MATERIAL FOR THIS EXERCISE:
---
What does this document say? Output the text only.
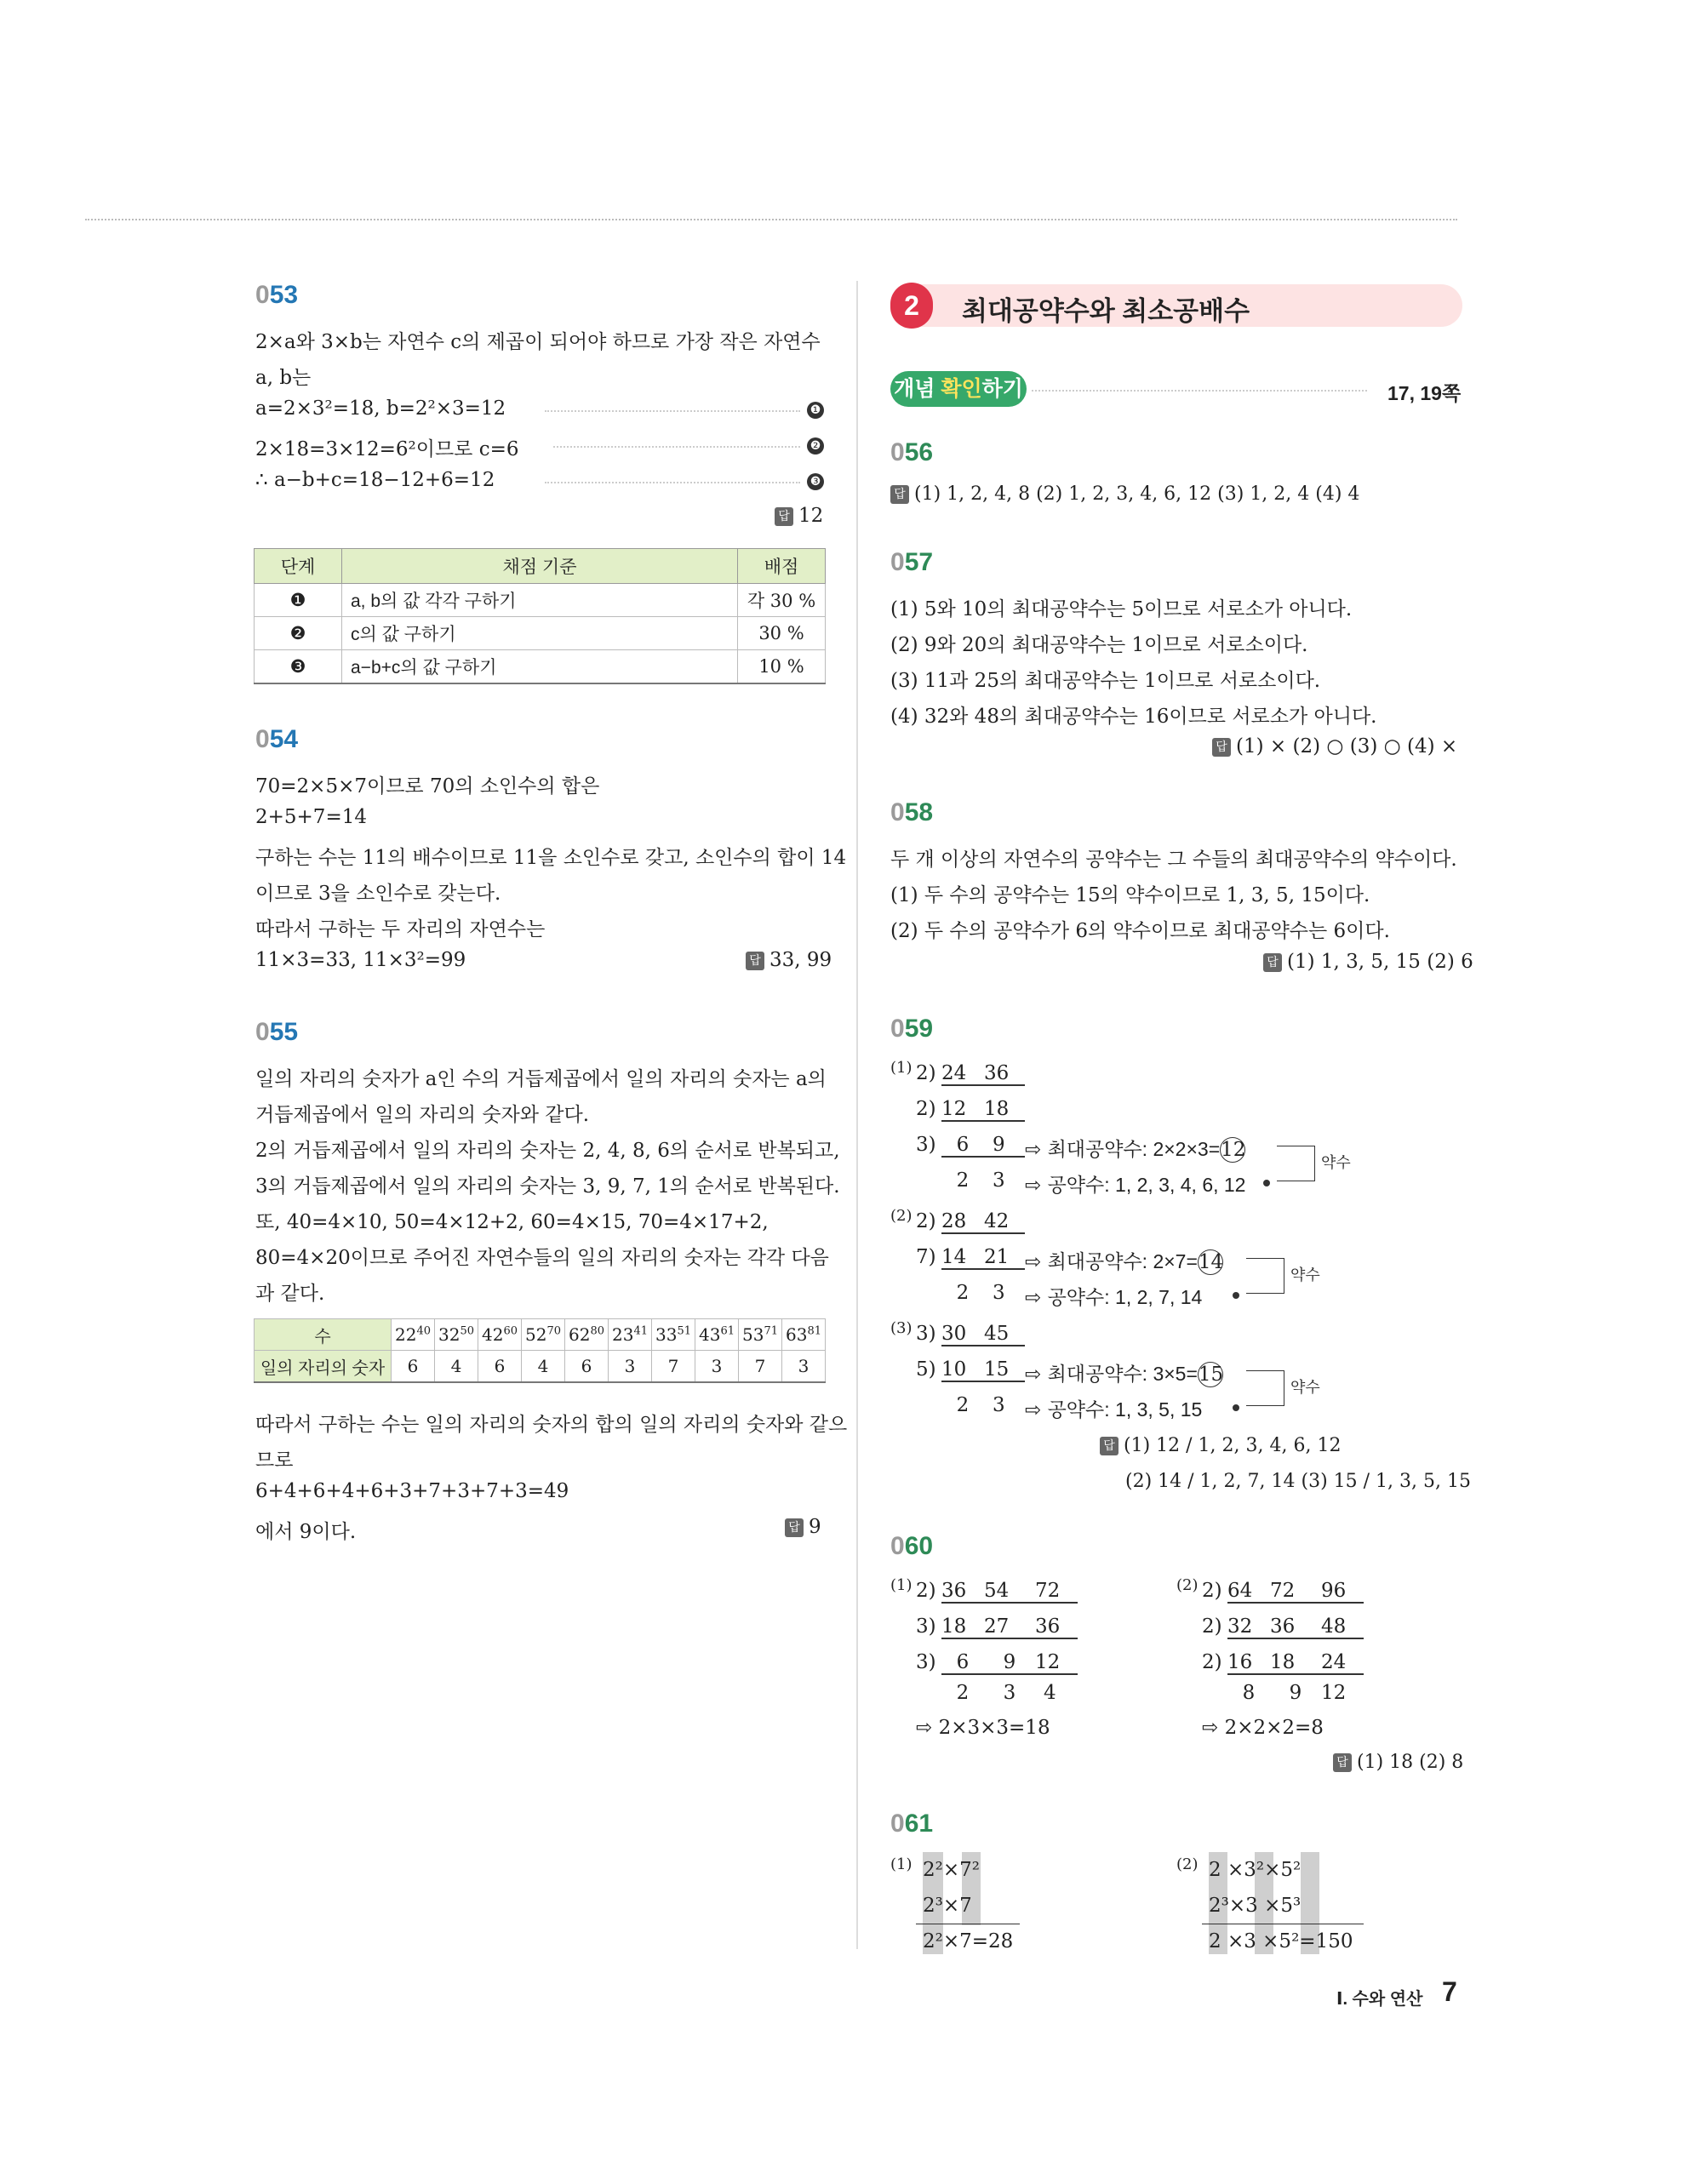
053
2×a와 3×b는 자연수 c의 제곱이 되어야 하므로 가장 작은 자연수
a, b는
a=2×3²=18, b=2²×3=12	❶
2×18=3×12=6²이므로 c=6	❷
∴ a−b+c=18−12+6=12	❸
답 12
단계	채점 기준	배점
❶	a, b의 값 각각 구하기	각 30 %
❷	c의 값 구하기	30 %
❸	a−b+c의 값 구하기	10 %
054
70=2×5×7이므로 70의 소인수의 합은
2+5+7=14
구하는 수는 11의 배수이므로 11을 소인수로 갖고, 소인수의 합이 14
이므로 3을 소인수로 갖는다.
따라서 구하는 두 자리의 자연수는
11×3=33, 11×3²=99	답 33, 99
055
일의 자리의 숫자가 a인 수의 거듭제곱에서 일의 자리의 숫자는 a의
거듭제곱에서 일의 자리의 숫자와 같다.
2의 거듭제곱에서 일의 자리의 숫자는 2, 4, 8, 6의 순서로 반복되고,
3의 거듭제곱에서 일의 자리의 숫자는 3, 9, 7, 1의 순서로 반복된다.
또, 40=4×10, 50=4×12+2, 60=4×15, 70=4×17+2,
80=4×20이므로 주어진 자연수들의 일의 자리의 숫자는 각각 다음
과 같다.
수	$22^{40}$	$32^{50}$	$42^{60}$	$52^{70}$	$62^{80}$	$23^{41}$	$33^{51}$	$43^{61}$	$53^{71}$	$63^{81}$
일의 자리의 숫자	6	4	6	4	6	3	7	3	7	3
따라서 구하는 수는 일의 자리의 숫자의 합의 일의 자리의 숫자와 같으
므로
6+4+6+4+6+3+7+3+7+3=49
에서 9이다.	답 9
2	최대공약수와 최소공배수
개념 확인하기	17, 19쪽
056
답 (1) 1, 2, 4, 8 (2) 1, 2, 3, 4, 6, 12 (3) 1, 2, 4 (4) 4
057
(1) 5와 10의 최대공약수는 5이므로 서로소가 아니다.
(2) 9와 20의 최대공약수는 1이므로 서로소이다.
(3) 11과 25의 최대공약수는 1이므로 서로소이다.
(4) 32와 48의 최대공약수는 16이므로 서로소가 아니다.
답 (1) × (2) ○ (3) ○ (4) ×
058
두 개 이상의 자연수의 공약수는 그 수들의 최대공약수의 약수이다.
(1) 두 수의 공약수는 15의 약수이므로 1, 3, 5, 15이다.
(2) 두 수의 공약수가 6의 약수이므로 최대공약수는 6이다.
답 (1) 1, 3, 5, 15 (2) 6
059
(1) 2) 24 36
2) 12 18
3) 6 9
2 3
⇨ 최대공약수: 2×2×3=12
⇨ 공약수: 1, 2, 3, 4, 6, 12
약수
(2) 2) 28 42
7) 14 21
2 3
⇨ 최대공약수: 2×7=14
⇨ 공약수: 1, 2, 7, 14
약수
(3) 3) 30 45
5) 10 15
2 3
⇨ 최대공약수: 3×5=15
⇨ 공약수: 1, 3, 5, 15
약수
답 (1) 12 / 1, 2, 3, 4, 6, 12
(2) 14 / 1, 2, 7, 14 (3) 15 / 1, 3, 5, 15
060
(1) 2) 36 54 72
3) 18 27 36
3) 6 9 12
2 3 4
⇨ 2×3×3=18
(2) 2) 64 72 96
2) 32 36 48
2) 16 18 24
8 9 12
⇨ 2×2×2=8
답 (1) 18 (2) 8
061
(1) 2²×7²
2³×7
2²×7=28
(2) 2 ×3²×5²
2³×3 ×5³
2 ×3 ×5²=150
Ⅰ. 수와 연산 7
---
WHAT IS BEING ASKED: Write out all the entries again, word for word, and print no images.

TASK OUTPUT:
What does this document say? Output the text only.
053
2×a와 3×b는 자연수 c의 제곱이 되어야 하므로 가장 작은 자연수
a, b는
a=2×3²=18, b=2²×3=12	❶
2×18=3×12=6²이므로 c=6	❷
∴ a−b+c=18−12+6=12	❸
답 12
단계	채점 기준	배점
❶	a, b의 값 각각 구하기	각 30 %
❷	c의 값 구하기	30 %
❸	a−b+c의 값 구하기	10 %
054
70=2×5×7이므로 70의 소인수의 합은
2+5+7=14
구하는 수는 11의 배수이므로 11을 소인수로 갖고, 소인수의 합이 14
이므로 3을 소인수로 갖는다.
따라서 구하는 두 자리의 자연수는
11×3=33, 11×3²=99	답 33, 99
055
일의 자리의 숫자가 a인 수의 거듭제곱에서 일의 자리의 숫자는 a의
거듭제곱에서 일의 자리의 숫자와 같다.
2의 거듭제곱에서 일의 자리의 숫자는 2, 4, 8, 6의 순서로 반복되고,
3의 거듭제곱에서 일의 자리의 숫자는 3, 9, 7, 1의 순서로 반복된다.
또, 40=4×10, 50=4×12+2, 60=4×15, 70=4×17+2,
80=4×20이므로 주어진 자연수들의 일의 자리의 숫자는 각각 다음
과 같다.
수	$22^{40}$	$32^{50}$	$42^{60}$	$52^{70}$	$62^{80}$	$23^{41}$	$33^{51}$	$43^{61}$	$53^{71}$	$63^{81}$
일의 자리의 숫자	6	4	6	4	6	3	7	3	7	3
따라서 구하는 수는 일의 자리의 숫자의 합의 일의 자리의 숫자와 같으
므로
6+4+6+4+6+3+7+3+7+3=49
에서 9이다.	답 9
2	최대공약수와 최소공배수
개념 확인하기	17, 19쪽
056
답 (1) 1, 2, 4, 8 (2) 1, 2, 3, 4, 6, 12 (3) 1, 2, 4 (4) 4
057
(1) 5와 10의 최대공약수는 5이므로 서로소가 아니다.
(2) 9와 20의 최대공약수는 1이므로 서로소이다.
(3) 11과 25의 최대공약수는 1이므로 서로소이다.
(4) 32와 48의 최대공약수는 16이므로 서로소가 아니다.
답 (1) × (2) ○ (3) ○ (4) ×
058
두 개 이상의 자연수의 공약수는 그 수들의 최대공약수의 약수이다.
(1) 두 수의 공약수는 15의 약수이므로 1, 3, 5, 15이다.
(2) 두 수의 공약수가 6의 약수이므로 최대공약수는 6이다.
답 (1) 1, 3, 5, 15 (2) 6
059
(1) 2) 24 36
2) 12 18
3) 6 9
2 3
⇨ 최대공약수: 2×2×3=12
⇨ 공약수: 1, 2, 3, 4, 6, 12
약수
(2) 2) 28 42
7) 14 21
2 3
⇨ 최대공약수: 2×7=14
⇨ 공약수: 1, 2, 7, 14
약수
(3) 3) 30 45
5) 10 15
2 3
⇨ 최대공약수: 3×5=15
⇨ 공약수: 1, 3, 5, 15
약수
답 (1) 12 / 1, 2, 3, 4, 6, 12
(2) 14 / 1, 2, 7, 14 (3) 15 / 1, 3, 5, 15
060
(1) 2) 36 54 72
3) 18 27 36
3) 6 9 12
2 3 4
⇨ 2×3×3=18
(2) 2) 64 72 96
2) 32 36 48
2) 16 18 24
8 9 12
⇨ 2×2×2=8
답 (1) 18 (2) 8
061
(1) 2²×7²
2³×7
2²×7=28
(2) 2 ×3²×5²
2³×3 ×5³
2 ×3 ×5²=150
Ⅰ. 수와 연산 7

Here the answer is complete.